THE DATA:
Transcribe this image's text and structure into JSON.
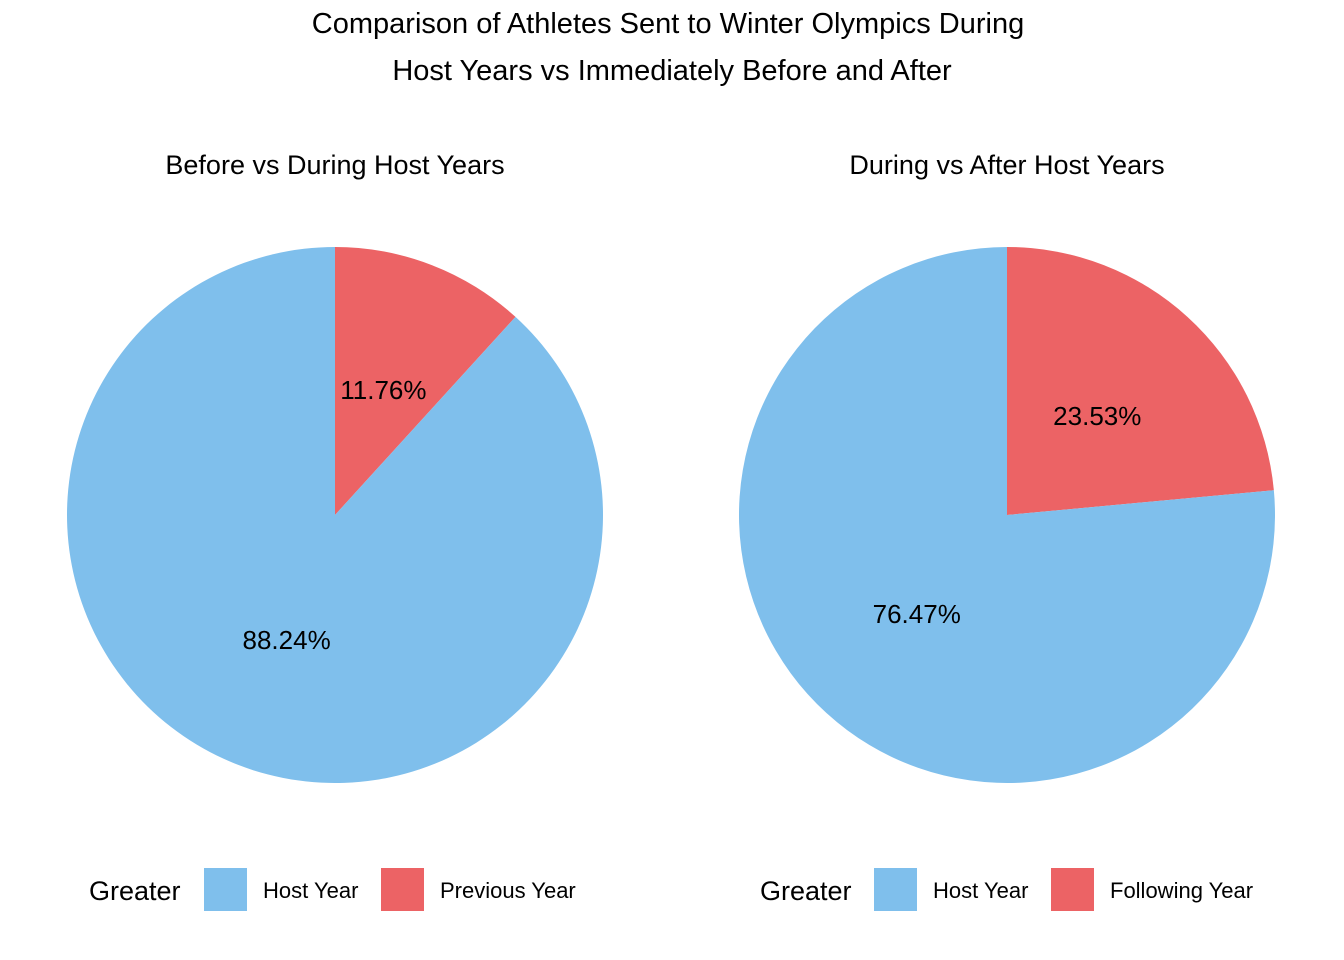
{
  "title": {
    "line1": "Comparison of Athletes Sent to Winter Olympics During",
    "line2": "Host Years vs Immediately Before and After"
  },
  "colors": {
    "host": "#7fbfec",
    "other": "#ec6365"
  },
  "chart_data": [
    {
      "type": "pie",
      "title": "Before vs During Host Years",
      "legend_title": "Greater",
      "legend_position": "bottom",
      "slices": [
        {
          "label": "Previous Year",
          "value": 11.76,
          "text": "11.76%",
          "color": "#ec6365"
        },
        {
          "label": "Host Year",
          "value": 88.24,
          "text": "88.24%",
          "color": "#7fbfec"
        }
      ],
      "legend": [
        "Host Year",
        "Previous Year"
      ]
    },
    {
      "type": "pie",
      "title": "During vs After Host Years",
      "legend_title": "Greater",
      "legend_position": "bottom",
      "slices": [
        {
          "label": "Following Year",
          "value": 23.53,
          "text": "23.53%",
          "color": "#ec6365"
        },
        {
          "label": "Host Year",
          "value": 76.47,
          "text": "76.47%",
          "color": "#7fbfec"
        }
      ],
      "legend": [
        "Host Year",
        "Following Year"
      ]
    }
  ]
}
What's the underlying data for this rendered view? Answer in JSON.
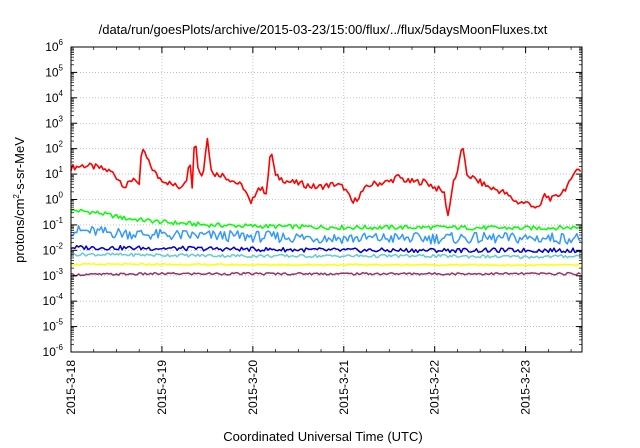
{
  "chart_data": {
    "type": "line",
    "title": "/data/run/goesPlots/archive/2015-03-23/15:00/flux/../flux/5daysMoonFluxes.txt",
    "xlabel": "Coordinated Universal Time (UTC)",
    "ylabel": "protons/cm2-s-sr-MeV",
    "ylabel_parts": {
      "pre": "protons/cm",
      "sup": "2",
      "post": "-s-sr-MeV"
    },
    "yscale": "log",
    "ylim": [
      1e-06,
      1000000.0
    ],
    "y_tick_exponents": [
      -6,
      -5,
      -4,
      -3,
      -2,
      -1,
      0,
      1,
      2,
      3,
      4,
      5,
      6
    ],
    "y_tick_base": "10",
    "xlim_days": [
      0,
      5.62
    ],
    "x_ticks": [
      {
        "day": 0,
        "label": "2015-3-18"
      },
      {
        "day": 1,
        "label": "2015-3-19"
      },
      {
        "day": 2,
        "label": "2015-3-20"
      },
      {
        "day": 3,
        "label": "2015-3-21"
      },
      {
        "day": 4,
        "label": "2015-3-22"
      },
      {
        "day": 5,
        "label": "2015-3-23"
      }
    ],
    "grid": true,
    "series": [
      {
        "color": "#ff0000",
        "key_points": [
          [
            0,
            18
          ],
          [
            0.15,
            22
          ],
          [
            0.3,
            18
          ],
          [
            0.45,
            12
          ],
          [
            0.55,
            5
          ],
          [
            0.6,
            3
          ],
          [
            0.7,
            8
          ],
          [
            0.75,
            3
          ],
          [
            0.78,
            120
          ],
          [
            0.85,
            30
          ],
          [
            0.95,
            8
          ],
          [
            1.1,
            4
          ],
          [
            1.2,
            3
          ],
          [
            1.29,
            9
          ],
          [
            1.3,
            200
          ],
          [
            1.33,
            2
          ],
          [
            1.36,
            400
          ],
          [
            1.4,
            15
          ],
          [
            1.45,
            8
          ],
          [
            1.5,
            300
          ],
          [
            1.55,
            10
          ],
          [
            1.65,
            10
          ],
          [
            1.8,
            5
          ],
          [
            1.9,
            3
          ],
          [
            1.98,
            0.6
          ],
          [
            2.05,
            3
          ],
          [
            2.15,
            2
          ],
          [
            2.2,
            100
          ],
          [
            2.25,
            8
          ],
          [
            2.4,
            5
          ],
          [
            2.55,
            4
          ],
          [
            2.7,
            3
          ],
          [
            2.9,
            4
          ],
          [
            3.0,
            3
          ],
          [
            3.1,
            0.7
          ],
          [
            3.2,
            2
          ],
          [
            3.3,
            4
          ],
          [
            3.5,
            5
          ],
          [
            3.6,
            8
          ],
          [
            3.7,
            5
          ],
          [
            3.9,
            5
          ],
          [
            4.0,
            3
          ],
          [
            4.1,
            2
          ],
          [
            4.15,
            0.2
          ],
          [
            4.2,
            5
          ],
          [
            4.25,
            10
          ],
          [
            4.3,
            160
          ],
          [
            4.35,
            10
          ],
          [
            4.45,
            6
          ],
          [
            4.6,
            3
          ],
          [
            4.75,
            2
          ],
          [
            4.9,
            0.8
          ],
          [
            5.05,
            0.7
          ],
          [
            5.15,
            0.4
          ],
          [
            5.2,
            1.5
          ],
          [
            5.3,
            1
          ],
          [
            5.4,
            2
          ],
          [
            5.5,
            5
          ],
          [
            5.55,
            20
          ],
          [
            5.62,
            10
          ]
        ],
        "base": 5.0,
        "noise_amp": 0.5
      },
      {
        "color": "#00ff00",
        "key_points": [
          [
            0,
            0.38
          ],
          [
            0.3,
            0.3
          ],
          [
            0.6,
            0.18
          ],
          [
            1.0,
            0.13
          ],
          [
            1.5,
            0.1
          ],
          [
            2.0,
            0.09
          ],
          [
            3.0,
            0.08
          ],
          [
            4.0,
            0.08
          ],
          [
            5.0,
            0.075
          ],
          [
            5.62,
            0.08
          ]
        ],
        "base": 0.1,
        "noise_amp": 0.35
      },
      {
        "color": "#3399ff",
        "key_points": [
          [
            0,
            0.06
          ],
          [
            1,
            0.04
          ],
          [
            2,
            0.035
          ],
          [
            3,
            0.03
          ],
          [
            4,
            0.03
          ],
          [
            5,
            0.03
          ],
          [
            5.62,
            0.03
          ]
        ],
        "base": 0.035,
        "noise_amp": 0.9
      },
      {
        "color": "#0000cc",
        "key_points": [
          [
            0,
            0.013
          ],
          [
            1,
            0.012
          ],
          [
            2,
            0.011
          ],
          [
            3,
            0.01
          ],
          [
            4,
            0.01
          ],
          [
            5,
            0.01
          ],
          [
            5.62,
            0.01
          ]
        ],
        "base": 0.011,
        "noise_amp": 0.35
      },
      {
        "color": "#66cccc",
        "key_points": [
          [
            0,
            0.007
          ],
          [
            1,
            0.0065
          ],
          [
            2,
            0.006
          ],
          [
            3,
            0.006
          ],
          [
            4,
            0.006
          ],
          [
            5,
            0.0055
          ],
          [
            5.62,
            0.006
          ]
        ],
        "base": 0.006,
        "noise_amp": 0.25
      },
      {
        "color": "#ffff00",
        "key_points": [
          [
            0,
            0.0028
          ],
          [
            1,
            0.0028
          ],
          [
            2,
            0.0027
          ],
          [
            3,
            0.0027
          ],
          [
            4,
            0.0027
          ],
          [
            5,
            0.0026
          ],
          [
            5.62,
            0.0027
          ]
        ],
        "base": 0.0027,
        "noise_amp": 0.12
      },
      {
        "color": "#993366",
        "key_points": [
          [
            0,
            0.0011
          ],
          [
            1,
            0.0012
          ],
          [
            2,
            0.0012
          ],
          [
            3,
            0.0012
          ],
          [
            4,
            0.0012
          ],
          [
            5,
            0.0012
          ],
          [
            5.62,
            0.0012
          ]
        ],
        "base": 0.0012,
        "noise_amp": 0.18
      }
    ]
  }
}
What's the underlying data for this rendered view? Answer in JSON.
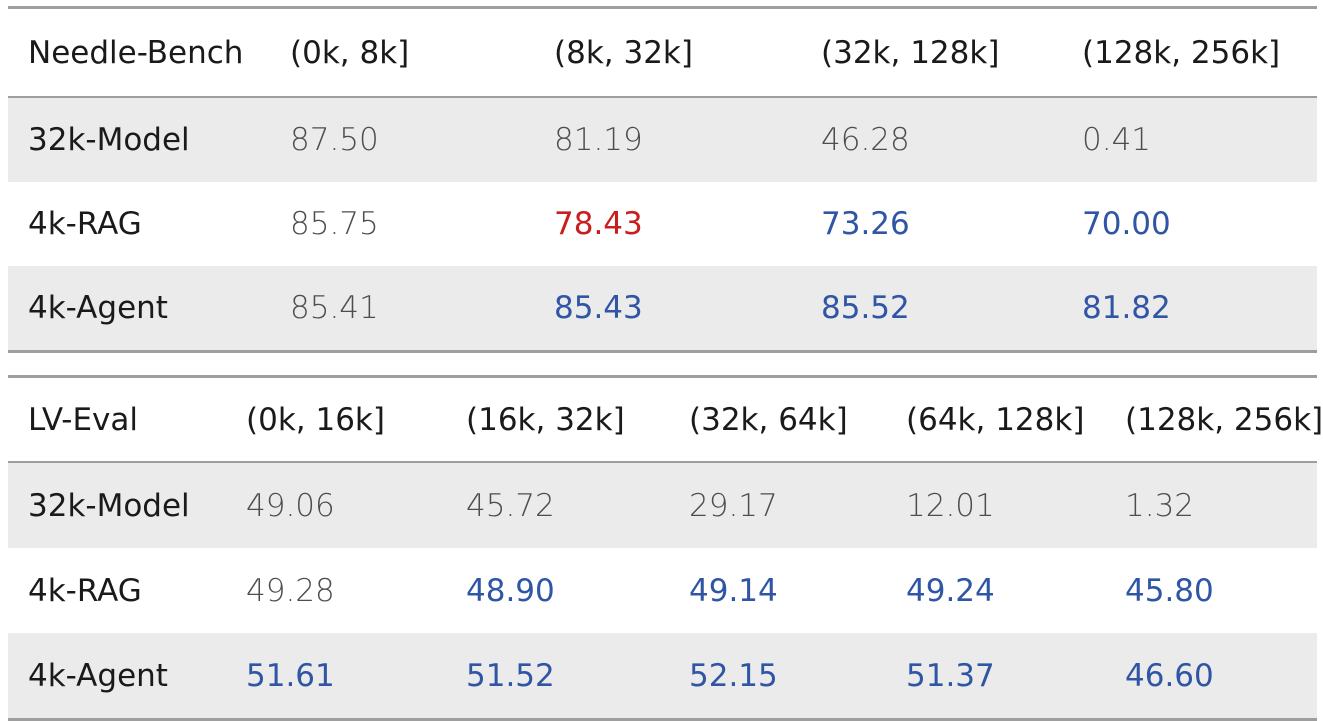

STATED TASK:
Collect every line above that contains the word "During".

WRITTEN REPLY:
    "line1": "Comparison of Athletes Sent to Winter Olympics During",
      "title": "Before vs During Host Years",
      "title": "During vs After Host Years",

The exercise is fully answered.